EXERCISE
Here are some entries; quote each one exactly.

::: LISTING :::

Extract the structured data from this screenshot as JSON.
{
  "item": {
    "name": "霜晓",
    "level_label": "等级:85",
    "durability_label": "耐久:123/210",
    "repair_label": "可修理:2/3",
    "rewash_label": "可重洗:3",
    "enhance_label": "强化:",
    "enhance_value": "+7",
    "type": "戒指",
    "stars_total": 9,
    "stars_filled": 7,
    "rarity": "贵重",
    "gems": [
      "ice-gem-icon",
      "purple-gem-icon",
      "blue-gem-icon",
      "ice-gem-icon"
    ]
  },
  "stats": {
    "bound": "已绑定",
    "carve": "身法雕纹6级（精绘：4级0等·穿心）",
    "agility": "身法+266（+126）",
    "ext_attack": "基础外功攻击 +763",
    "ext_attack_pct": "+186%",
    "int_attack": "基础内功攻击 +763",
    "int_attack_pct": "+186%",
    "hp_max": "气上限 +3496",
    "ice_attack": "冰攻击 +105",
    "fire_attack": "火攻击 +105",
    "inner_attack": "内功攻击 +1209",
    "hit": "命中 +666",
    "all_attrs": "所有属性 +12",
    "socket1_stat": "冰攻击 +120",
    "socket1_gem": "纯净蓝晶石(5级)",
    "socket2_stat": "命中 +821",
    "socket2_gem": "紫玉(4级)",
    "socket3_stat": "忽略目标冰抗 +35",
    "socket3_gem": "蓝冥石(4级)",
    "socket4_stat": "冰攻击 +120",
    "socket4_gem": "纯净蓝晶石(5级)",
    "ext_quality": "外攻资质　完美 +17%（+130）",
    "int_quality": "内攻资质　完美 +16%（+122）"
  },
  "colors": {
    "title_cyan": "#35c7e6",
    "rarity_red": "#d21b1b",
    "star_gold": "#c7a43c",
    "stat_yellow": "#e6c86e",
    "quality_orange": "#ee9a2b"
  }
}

:::

THE OUTPUT
Extract the structured data from this screenshot as JSON.
{
  "item": {
    "name": "霜晓",
    "level_label": "等级:85",
    "durability_label": "耐久:123/210",
    "repair_label": "可修理:2/3",
    "rewash_label": "可重洗:3",
    "enhance_label": "强化:",
    "enhance_value": "+7",
    "type": "戒指",
    "stars_total": 9,
    "stars_filled": 7,
    "rarity": "贵重",
    "gems": [
      "ice-gem-icon",
      "purple-gem-icon",
      "blue-gem-icon",
      "ice-gem-icon"
    ]
  },
  "stats": {
    "bound": "已绑定",
    "carve": "身法雕纹6级（精绘：4级0等·穿心）",
    "agility": "身法+266（+126）",
    "ext_attack": "基础外功攻击 +763",
    "ext_attack_pct": "+186%",
    "int_attack": "基础内功攻击 +763",
    "int_attack_pct": "+186%",
    "hp_max": "气上限 +3496",
    "ice_attack": "冰攻击 +105",
    "fire_attack": "火攻击 +105",
    "inner_attack": "内功攻击 +1209",
    "hit": "命中 +666",
    "all_attrs": "所有属性 +12",
    "socket1_stat": "冰攻击 +120",
    "socket1_gem": "纯净蓝晶石(5级)",
    "socket2_stat": "命中 +821",
    "socket2_gem": "紫玉(4级)",
    "socket3_stat": "忽略目标冰抗 +35",
    "socket3_gem": "蓝冥石(4级)",
    "socket4_stat": "冰攻击 +120",
    "socket4_gem": "纯净蓝晶石(5级)",
    "ext_quality": "外攻资质　完美 +17%（+130）",
    "int_quality": "内攻资质　完美 +16%（+122）"
  },
  "colors": {
    "title_cyan": "#35c7e6",
    "rarity_red": "#d21b1b",
    "star_gold": "#c7a43c",
    "stat_yellow": "#e6c86e",
    "quality_orange": "#ee9a2b"
  }
}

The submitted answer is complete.